> [Dataset records]:

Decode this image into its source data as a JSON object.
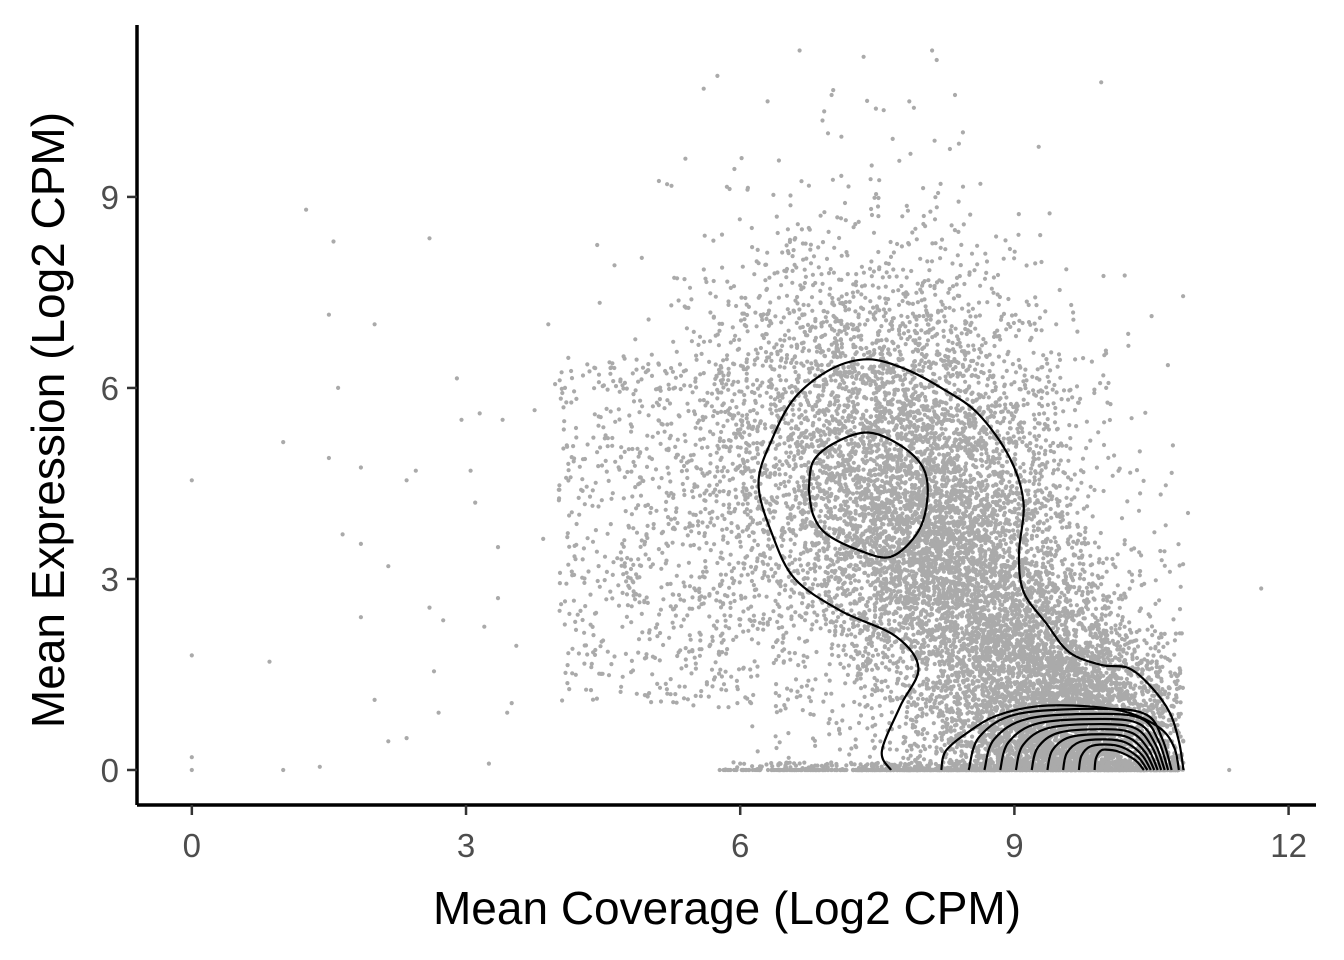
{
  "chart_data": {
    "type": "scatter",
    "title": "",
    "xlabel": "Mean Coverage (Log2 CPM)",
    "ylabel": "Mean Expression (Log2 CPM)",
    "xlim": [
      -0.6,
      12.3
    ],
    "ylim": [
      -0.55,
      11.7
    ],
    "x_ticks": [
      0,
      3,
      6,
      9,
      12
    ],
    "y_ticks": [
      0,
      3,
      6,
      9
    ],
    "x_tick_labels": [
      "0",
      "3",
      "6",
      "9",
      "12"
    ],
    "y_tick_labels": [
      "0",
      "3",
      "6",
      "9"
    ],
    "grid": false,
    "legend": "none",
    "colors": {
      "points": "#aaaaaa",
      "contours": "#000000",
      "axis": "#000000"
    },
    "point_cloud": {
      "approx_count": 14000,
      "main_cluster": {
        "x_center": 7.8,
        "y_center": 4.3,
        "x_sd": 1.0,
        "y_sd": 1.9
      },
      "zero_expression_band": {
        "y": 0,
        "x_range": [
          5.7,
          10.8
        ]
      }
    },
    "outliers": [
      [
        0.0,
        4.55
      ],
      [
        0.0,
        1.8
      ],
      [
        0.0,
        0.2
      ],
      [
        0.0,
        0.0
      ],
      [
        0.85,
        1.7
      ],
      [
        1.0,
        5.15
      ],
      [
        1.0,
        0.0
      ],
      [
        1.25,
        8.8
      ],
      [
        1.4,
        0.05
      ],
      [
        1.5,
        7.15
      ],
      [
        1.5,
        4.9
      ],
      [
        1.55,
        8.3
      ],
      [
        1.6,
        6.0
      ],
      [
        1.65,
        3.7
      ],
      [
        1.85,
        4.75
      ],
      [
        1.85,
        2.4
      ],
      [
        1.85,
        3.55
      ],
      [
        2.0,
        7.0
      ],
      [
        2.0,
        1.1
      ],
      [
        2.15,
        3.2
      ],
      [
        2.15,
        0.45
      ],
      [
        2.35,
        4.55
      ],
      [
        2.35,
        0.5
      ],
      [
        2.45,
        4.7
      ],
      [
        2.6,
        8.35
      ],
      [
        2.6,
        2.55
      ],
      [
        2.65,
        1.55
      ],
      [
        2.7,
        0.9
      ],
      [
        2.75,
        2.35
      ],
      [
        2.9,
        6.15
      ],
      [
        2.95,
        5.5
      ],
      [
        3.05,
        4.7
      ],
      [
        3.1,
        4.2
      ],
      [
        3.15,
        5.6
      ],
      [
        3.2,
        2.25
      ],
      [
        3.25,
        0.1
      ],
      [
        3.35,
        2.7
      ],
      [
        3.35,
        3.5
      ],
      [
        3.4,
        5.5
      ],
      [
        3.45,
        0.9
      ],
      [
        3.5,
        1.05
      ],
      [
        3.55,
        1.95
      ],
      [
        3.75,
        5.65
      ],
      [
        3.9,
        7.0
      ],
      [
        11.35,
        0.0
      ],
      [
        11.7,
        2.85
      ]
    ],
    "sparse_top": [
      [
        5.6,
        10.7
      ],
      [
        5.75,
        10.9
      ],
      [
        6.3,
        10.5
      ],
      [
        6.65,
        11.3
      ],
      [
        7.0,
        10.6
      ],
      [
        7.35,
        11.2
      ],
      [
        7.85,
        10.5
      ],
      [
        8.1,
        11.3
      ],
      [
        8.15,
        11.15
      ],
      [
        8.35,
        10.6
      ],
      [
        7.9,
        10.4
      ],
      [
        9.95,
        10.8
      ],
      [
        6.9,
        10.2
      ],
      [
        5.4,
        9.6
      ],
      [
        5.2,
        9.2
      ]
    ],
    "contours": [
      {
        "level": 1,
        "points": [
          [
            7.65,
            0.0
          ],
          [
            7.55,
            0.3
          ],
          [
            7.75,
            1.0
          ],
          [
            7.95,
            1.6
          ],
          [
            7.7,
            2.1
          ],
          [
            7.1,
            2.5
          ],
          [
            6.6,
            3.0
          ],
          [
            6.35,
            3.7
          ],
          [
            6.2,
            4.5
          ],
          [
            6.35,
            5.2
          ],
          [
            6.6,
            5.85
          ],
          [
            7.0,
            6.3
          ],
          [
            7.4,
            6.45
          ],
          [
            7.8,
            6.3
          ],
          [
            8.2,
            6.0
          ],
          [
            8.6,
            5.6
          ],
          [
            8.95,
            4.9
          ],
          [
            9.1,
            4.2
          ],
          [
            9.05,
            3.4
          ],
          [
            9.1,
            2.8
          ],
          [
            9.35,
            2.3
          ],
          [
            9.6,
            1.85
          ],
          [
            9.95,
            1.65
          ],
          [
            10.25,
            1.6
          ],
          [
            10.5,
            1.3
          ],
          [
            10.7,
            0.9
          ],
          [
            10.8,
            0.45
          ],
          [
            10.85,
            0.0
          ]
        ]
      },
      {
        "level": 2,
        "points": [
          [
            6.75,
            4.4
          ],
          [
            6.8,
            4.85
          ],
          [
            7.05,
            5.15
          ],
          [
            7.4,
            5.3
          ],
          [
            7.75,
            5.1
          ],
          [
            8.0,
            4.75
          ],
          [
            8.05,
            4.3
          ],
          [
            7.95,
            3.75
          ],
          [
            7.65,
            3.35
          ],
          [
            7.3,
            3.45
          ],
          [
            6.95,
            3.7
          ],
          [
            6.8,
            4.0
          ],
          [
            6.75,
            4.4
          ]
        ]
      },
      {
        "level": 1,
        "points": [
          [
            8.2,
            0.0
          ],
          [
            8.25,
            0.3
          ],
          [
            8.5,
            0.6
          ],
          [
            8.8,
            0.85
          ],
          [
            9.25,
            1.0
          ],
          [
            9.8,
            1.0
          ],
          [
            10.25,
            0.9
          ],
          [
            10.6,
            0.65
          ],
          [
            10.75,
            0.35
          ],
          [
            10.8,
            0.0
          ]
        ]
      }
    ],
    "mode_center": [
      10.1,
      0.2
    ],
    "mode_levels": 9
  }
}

> [Goal]: Pictures in the records above should not be copied. Repeat everything else exactly.

> [Complete answer]:
Decode this image into its source data as a JSON object.
{
  "chart_data": {
    "type": "scatter",
    "title": "",
    "xlabel": "Mean Coverage (Log2 CPM)",
    "ylabel": "Mean Expression (Log2 CPM)",
    "xlim": [
      -0.6,
      12.3
    ],
    "ylim": [
      -0.55,
      11.7
    ],
    "x_ticks": [
      0,
      3,
      6,
      9,
      12
    ],
    "y_ticks": [
      0,
      3,
      6,
      9
    ],
    "x_tick_labels": [
      "0",
      "3",
      "6",
      "9",
      "12"
    ],
    "y_tick_labels": [
      "0",
      "3",
      "6",
      "9"
    ],
    "grid": false,
    "legend": "none",
    "colors": {
      "points": "#aaaaaa",
      "contours": "#000000",
      "axis": "#000000"
    },
    "point_cloud": {
      "approx_count": 14000,
      "main_cluster": {
        "x_center": 7.8,
        "y_center": 4.3,
        "x_sd": 1.0,
        "y_sd": 1.9
      },
      "zero_expression_band": {
        "y": 0,
        "x_range": [
          5.7,
          10.8
        ]
      }
    },
    "outliers": [
      [
        0.0,
        4.55
      ],
      [
        0.0,
        1.8
      ],
      [
        0.0,
        0.2
      ],
      [
        0.0,
        0.0
      ],
      [
        0.85,
        1.7
      ],
      [
        1.0,
        5.15
      ],
      [
        1.0,
        0.0
      ],
      [
        1.25,
        8.8
      ],
      [
        1.4,
        0.05
      ],
      [
        1.5,
        7.15
      ],
      [
        1.5,
        4.9
      ],
      [
        1.55,
        8.3
      ],
      [
        1.6,
        6.0
      ],
      [
        1.65,
        3.7
      ],
      [
        1.85,
        4.75
      ],
      [
        1.85,
        2.4
      ],
      [
        1.85,
        3.55
      ],
      [
        2.0,
        7.0
      ],
      [
        2.0,
        1.1
      ],
      [
        2.15,
        3.2
      ],
      [
        2.15,
        0.45
      ],
      [
        2.35,
        4.55
      ],
      [
        2.35,
        0.5
      ],
      [
        2.45,
        4.7
      ],
      [
        2.6,
        8.35
      ],
      [
        2.6,
        2.55
      ],
      [
        2.65,
        1.55
      ],
      [
        2.7,
        0.9
      ],
      [
        2.75,
        2.35
      ],
      [
        2.9,
        6.15
      ],
      [
        2.95,
        5.5
      ],
      [
        3.05,
        4.7
      ],
      [
        3.1,
        4.2
      ],
      [
        3.15,
        5.6
      ],
      [
        3.2,
        2.25
      ],
      [
        3.25,
        0.1
      ],
      [
        3.35,
        2.7
      ],
      [
        3.35,
        3.5
      ],
      [
        3.4,
        5.5
      ],
      [
        3.45,
        0.9
      ],
      [
        3.5,
        1.05
      ],
      [
        3.55,
        1.95
      ],
      [
        3.75,
        5.65
      ],
      [
        3.9,
        7.0
      ],
      [
        11.35,
        0.0
      ],
      [
        11.7,
        2.85
      ]
    ],
    "sparse_top": [
      [
        5.6,
        10.7
      ],
      [
        5.75,
        10.9
      ],
      [
        6.3,
        10.5
      ],
      [
        6.65,
        11.3
      ],
      [
        7.0,
        10.6
      ],
      [
        7.35,
        11.2
      ],
      [
        7.85,
        10.5
      ],
      [
        8.1,
        11.3
      ],
      [
        8.15,
        11.15
      ],
      [
        8.35,
        10.6
      ],
      [
        7.9,
        10.4
      ],
      [
        9.95,
        10.8
      ],
      [
        6.9,
        10.2
      ],
      [
        5.4,
        9.6
      ],
      [
        5.2,
        9.2
      ]
    ],
    "contours": [
      {
        "level": 1,
        "points": [
          [
            7.65,
            0.0
          ],
          [
            7.55,
            0.3
          ],
          [
            7.75,
            1.0
          ],
          [
            7.95,
            1.6
          ],
          [
            7.7,
            2.1
          ],
          [
            7.1,
            2.5
          ],
          [
            6.6,
            3.0
          ],
          [
            6.35,
            3.7
          ],
          [
            6.2,
            4.5
          ],
          [
            6.35,
            5.2
          ],
          [
            6.6,
            5.85
          ],
          [
            7.0,
            6.3
          ],
          [
            7.4,
            6.45
          ],
          [
            7.8,
            6.3
          ],
          [
            8.2,
            6.0
          ],
          [
            8.6,
            5.6
          ],
          [
            8.95,
            4.9
          ],
          [
            9.1,
            4.2
          ],
          [
            9.05,
            3.4
          ],
          [
            9.1,
            2.8
          ],
          [
            9.35,
            2.3
          ],
          [
            9.6,
            1.85
          ],
          [
            9.95,
            1.65
          ],
          [
            10.25,
            1.6
          ],
          [
            10.5,
            1.3
          ],
          [
            10.7,
            0.9
          ],
          [
            10.8,
            0.45
          ],
          [
            10.85,
            0.0
          ]
        ]
      },
      {
        "level": 2,
        "points": [
          [
            6.75,
            4.4
          ],
          [
            6.8,
            4.85
          ],
          [
            7.05,
            5.15
          ],
          [
            7.4,
            5.3
          ],
          [
            7.75,
            5.1
          ],
          [
            8.0,
            4.75
          ],
          [
            8.05,
            4.3
          ],
          [
            7.95,
            3.75
          ],
          [
            7.65,
            3.35
          ],
          [
            7.3,
            3.45
          ],
          [
            6.95,
            3.7
          ],
          [
            6.8,
            4.0
          ],
          [
            6.75,
            4.4
          ]
        ]
      },
      {
        "level": 1,
        "points": [
          [
            8.2,
            0.0
          ],
          [
            8.25,
            0.3
          ],
          [
            8.5,
            0.6
          ],
          [
            8.8,
            0.85
          ],
          [
            9.25,
            1.0
          ],
          [
            9.8,
            1.0
          ],
          [
            10.25,
            0.9
          ],
          [
            10.6,
            0.65
          ],
          [
            10.75,
            0.35
          ],
          [
            10.8,
            0.0
          ]
        ]
      }
    ],
    "mode_center": [
      10.1,
      0.2
    ],
    "mode_levels": 9
  }
}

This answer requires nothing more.